Retype the whole listing, please, keeping every line exact and dropping the pictures.
##### Data section #####
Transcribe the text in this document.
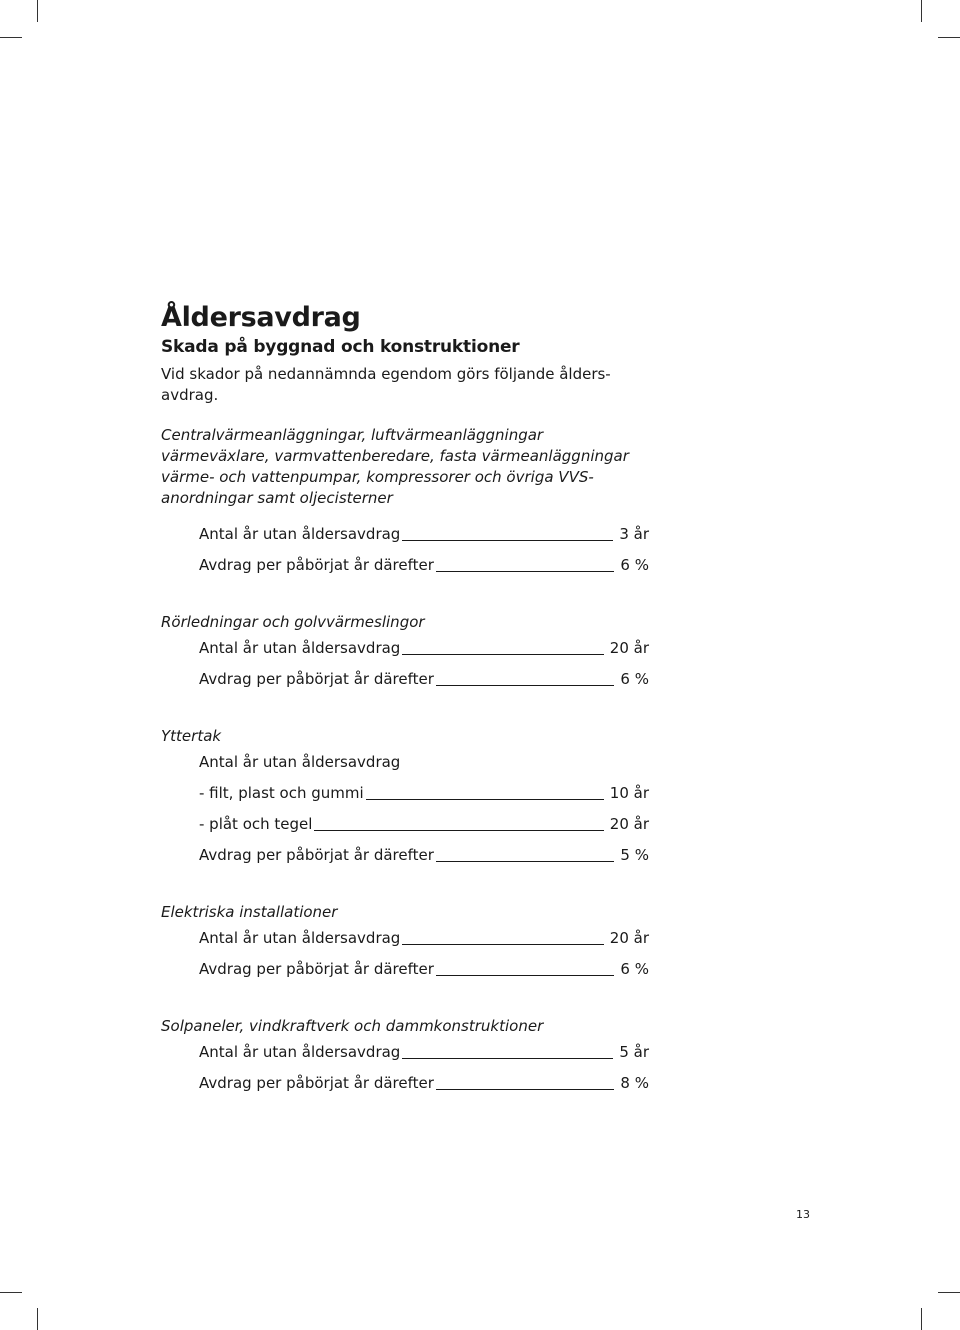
Åldersavdrag
Skada på byggnad och konstruktioner

Vid skador på nedannämnda egendom görs följande ålders-
avdrag.

Centralvärmeanläggningar, luftvärmeanläggningar
värmeväxlare, varmvattenberedare, fasta värmeanläggningar
värme- och vattenpumpar, kompressorer och övriga VVS-
anordningar samt oljecisterner
Antal år utan åldersavdrag	3 år
Avdrag per påbörjat år därefter	6 %
Rörledningar och golvvärmeslingor
Antal år utan åldersavdrag	20 år
Avdrag per påbörjat år därefter	6 %
Yttertak
Antal år utan åldersavdrag
- filt, plast och gummi	10 år
- plåt och tegel	20 år
Avdrag per påbörjat år därefter	5 %
Elektriska installationer
Antal år utan åldersavdrag	20 år
Avdrag per påbörjat år därefter	6 %
Solpaneler, vindkraftverk och dammkonstruktioner
Antal år utan åldersavdrag	5 år
Avdrag per påbörjat år därefter	8 %
13
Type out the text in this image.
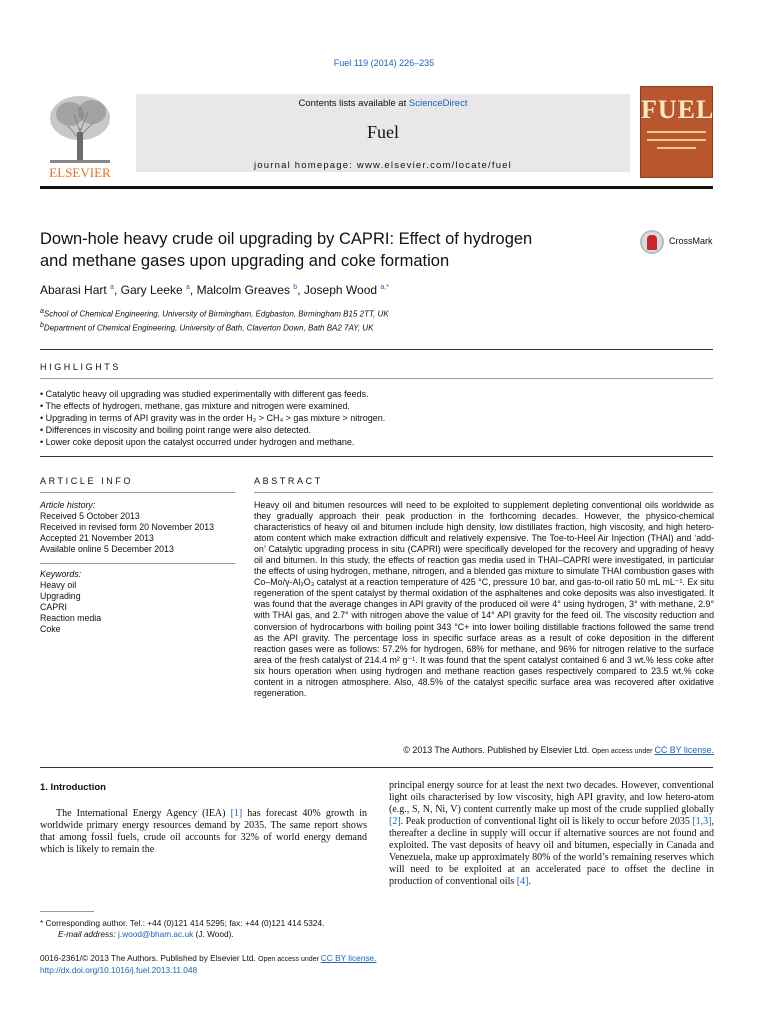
Fuel 119 (2014) 226–235
ELSEVIER
Contents lists available at ScienceDirect
Fuel
journal homepage: www.elsevier.com/locate/fuel
FUEL
Down-hole heavy crude oil upgrading by CAPRI: Effect of hydrogen
and methane gases upon upgrading and coke formation
CrossMark
Abarasi Hart $^a$, Gary Leeke $^a$, Malcolm Greaves $^b$, Joseph Wood $^{a,*}$
$^a$School of Chemical Engineering, University of Birmingham, Edgbaston, Birmingham B15 2TT, UK
$^b$Department of Chemical Engineering, University of Bath, Claverton Down, Bath BA2 7AY, UK
HIGHLIGHTS
• Catalytic heavy oil upgrading was studied experimentally with different gas feeds.
• The effects of hydrogen, methane, gas mixture and nitrogen were examined.
• Upgrading in terms of API gravity was in the order H₂ > CH₄ > gas mixture > nitrogen.
• Differences in viscosity and boiling point range were also detected.
• Lower coke deposit upon the catalyst occurred under hydrogen and methane.
ARTICLE INFO	ABSTRACT
Article history:
Received 5 October 2013
Received in revised form 20 November 2013
Accepted 21 November 2013
Available online 5 December 2013
Keywords:
Heavy oil
Upgrading
CAPRI
Reaction media
Coke
Heavy oil and bitumen resources will need to be exploited to supplement depleting conventional oils worldwide as they gradually approach their peak production in the forthcoming decades. However, the physico-chemical characteristics of heavy oil and bitumen include high density, low distillates fraction, high viscosity, and high hetero-atom content which make extraction difficult and relatively expensive. The Toe-to-Heel Air Injection (THAI) and ‘add-on’ Catalytic upgrading process in situ (CAPRI) were specifically developed for the recovery and upgrading of heavy oil and bitumen. In this study, the effects of reaction gas media used in THAI–CAPRI were investigated, in particular the effects of using hydrogen, methane, nitrogen, and a blended gas mixture to simulate THAI combustion gases with Co–Mo/γ-Al₂O₃ catalyst at a reaction temperature of 425 °C, pressure 10 bar, and gas-to-oil ratio 50 mL mL⁻¹. Ex situ regeneration of the spent catalyst by thermal oxidation of the asphaltenes and coke deposits was also investigated. It was found that the average changes in API gravity of the produced oil were 4° using hydrogen, 3° with methane, 2.9° with THAI gas, and 2.7° with nitrogen above the value of 14° API gravity for the feed oil. The viscosity reduction and conversion of hydrocarbons with boiling point 343 °C+ into lower boiling distillable fractions followed the same trend as the API gravity. The percentage loss in specific surface areas as a result of coke deposition in the different reaction gases were as follows: 57.2% for hydrogen, 68% for methane, and 96% for nitrogen relative to the surface area of the fresh catalyst of 214.4 m² g⁻¹. It was found that the spent catalyst contained 6 and 3 wt.% less coke after six hours operation when using hydrogen and methane reaction gases respectively compared to 23.5 wt.% coke content in a nitrogen atmosphere. Also, 48.5% of the catalyst specific surface area was recovered after oxidative regeneration.
© 2013 The Authors. Published by Elsevier Ltd. Open access under CC BY license.
1. Introduction
The International Energy Agency (IEA) [1] has forecast 40% growth in worldwide primary energy resources demand by 2035. The same report shows that among fossil fuels, crude oil accounts for 32% of world energy demand which is likely to remain the
principal energy source for at least the next two decades. However, conventional light oils characterised by low viscosity, high API gravity, and low hetero-atom (e.g., S, N, Ni, V) content currently make up most of the crude supplied globally [2]. Peak production of conventional light oil is likely to occur before 2035 [1,3], thereafter a decline in supply will occur if alternative sources are not found and exploited. The vast deposits of heavy oil and bitumen, especially in Canada and Venezuela, make up approximately 80% of the world’s remaining reserves which will need to be exploited at an accelerated pace to offset the decline in production of conventional oils [4].
* Corresponding author. Tel.: +44 (0)121 414 5295; fax: +44 (0)121 414 5324.
E-mail address: j.wood@bham.ac.uk (J. Wood).
0016-2361/© 2013 The Authors. Published by Elsevier Ltd. Open access under CC BY license.
http://dx.doi.org/10.1016/j.fuel.2013.11.048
#####
## Answer for this exercise
Transcribe the text in this document.
Åldersavdrag
Skada på byggnad och konstruktioner

Vid skador på nedannämnda egendom görs följande ålders-
avdrag.

Centralvärmeanläggningar, luftvärmeanläggningar
värmeväxlare, varmvattenberedare, fasta värmeanläggningar
värme- och vattenpumpar, kompressorer och övriga VVS-
anordningar samt oljecisterner
Antal år utan åldersavdrag	3 år
Avdrag per påbörjat år därefter	6 %
Rörledningar och golvvärmeslingor
Antal år utan åldersavdrag	20 år
Avdrag per påbörjat år därefter	6 %
Yttertak
Antal år utan åldersavdrag
- filt, plast och gummi	10 år
- plåt och tegel	20 år
Avdrag per påbörjat år därefter	5 %
Elektriska installationer
Antal år utan åldersavdrag	20 år
Avdrag per påbörjat år därefter	6 %
Solpaneler, vindkraftverk och dammkonstruktioner
Antal år utan åldersavdrag	5 år
Avdrag per påbörjat år därefter	8 %
13
Type out the text in this image.
Fuel 119 (2014) 226–235
ELSEVIER
Contents lists available at ScienceDirect
Fuel
journal homepage: www.elsevier.com/locate/fuel
FUEL
Down-hole heavy crude oil upgrading by CAPRI: Effect of hydrogen
and methane gases upon upgrading and coke formation
CrossMark
Abarasi Hart $^a$, Gary Leeke $^a$, Malcolm Greaves $^b$, Joseph Wood $^{a,*}$
$^a$School of Chemical Engineering, University of Birmingham, Edgbaston, Birmingham B15 2TT, UK
$^b$Department of Chemical Engineering, University of Bath, Claverton Down, Bath BA2 7AY, UK
HIGHLIGHTS
• Catalytic heavy oil upgrading was studied experimentally with different gas feeds.
• The effects of hydrogen, methane, gas mixture and nitrogen were examined.
• Upgrading in terms of API gravity was in the order H₂ > CH₄ > gas mixture > nitrogen.
• Differences in viscosity and boiling point range were also detected.
• Lower coke deposit upon the catalyst occurred under hydrogen and methane.
ARTICLE INFO	ABSTRACT
Article history:
Received 5 October 2013
Received in revised form 20 November 2013
Accepted 21 November 2013
Available online 5 December 2013
Keywords:
Heavy oil
Upgrading
CAPRI
Reaction media
Coke
Heavy oil and bitumen resources will need to be exploited to supplement depleting conventional oils worldwide as they gradually approach their peak production in the forthcoming decades. However, the physico-chemical characteristics of heavy oil and bitumen include high density, low distillates fraction, high viscosity, and high hetero-atom content which make extraction difficult and relatively expensive. The Toe-to-Heel Air Injection (THAI) and ‘add-on’ Catalytic upgrading process in situ (CAPRI) were specifically developed for the recovery and upgrading of heavy oil and bitumen. In this study, the effects of reaction gas media used in THAI–CAPRI were investigated, in particular the effects of using hydrogen, methane, nitrogen, and a blended gas mixture to simulate THAI combustion gases with Co–Mo/γ-Al₂O₃ catalyst at a reaction temperature of 425 °C, pressure 10 bar, and gas-to-oil ratio 50 mL mL⁻¹. Ex situ regeneration of the spent catalyst by thermal oxidation of the asphaltenes and coke deposits was also investigated. It was found that the average changes in API gravity of the produced oil were 4° using hydrogen, 3° with methane, 2.9° with THAI gas, and 2.7° with nitrogen above the value of 14° API gravity for the feed oil. The viscosity reduction and conversion of hydrocarbons with boiling point 343 °C+ into lower boiling distillable fractions followed the same trend as the API gravity. The percentage loss in specific surface areas as a result of coke deposition in the different reaction gases were as follows: 57.2% for hydrogen, 68% for methane, and 96% for nitrogen relative to the surface area of the fresh catalyst of 214.4 m² g⁻¹. It was found that the spent catalyst contained 6 and 3 wt.% less coke after six hours operation when using hydrogen and methane reaction gases respectively compared to 23.5 wt.% coke content in a nitrogen atmosphere. Also, 48.5% of the catalyst specific surface area was recovered after oxidative regeneration.
© 2013 The Authors. Published by Elsevier Ltd. Open access under CC BY license.
1. Introduction
The International Energy Agency (IEA) [1] has forecast 40% growth in worldwide primary energy resources demand by 2035. The same report shows that among fossil fuels, crude oil accounts for 32% of world energy demand which is likely to remain the
principal energy source for at least the next two decades. However, conventional light oils characterised by low viscosity, high API gravity, and low hetero-atom (e.g., S, N, Ni, V) content currently make up most of the crude supplied globally [2]. Peak production of conventional light oil is likely to occur before 2035 [1,3], thereafter a decline in supply will occur if alternative sources are not found and exploited. The vast deposits of heavy oil and bitumen, especially in Canada and Venezuela, make up approximately 80% of the world’s remaining reserves which will need to be exploited at an accelerated pace to offset the decline in production of conventional oils [4].
* Corresponding author. Tel.: +44 (0)121 414 5295; fax: +44 (0)121 414 5324.
E-mail address: j.wood@bham.ac.uk (J. Wood).
0016-2361/© 2013 The Authors. Published by Elsevier Ltd. Open access under CC BY license.
http://dx.doi.org/10.1016/j.fuel.2013.11.048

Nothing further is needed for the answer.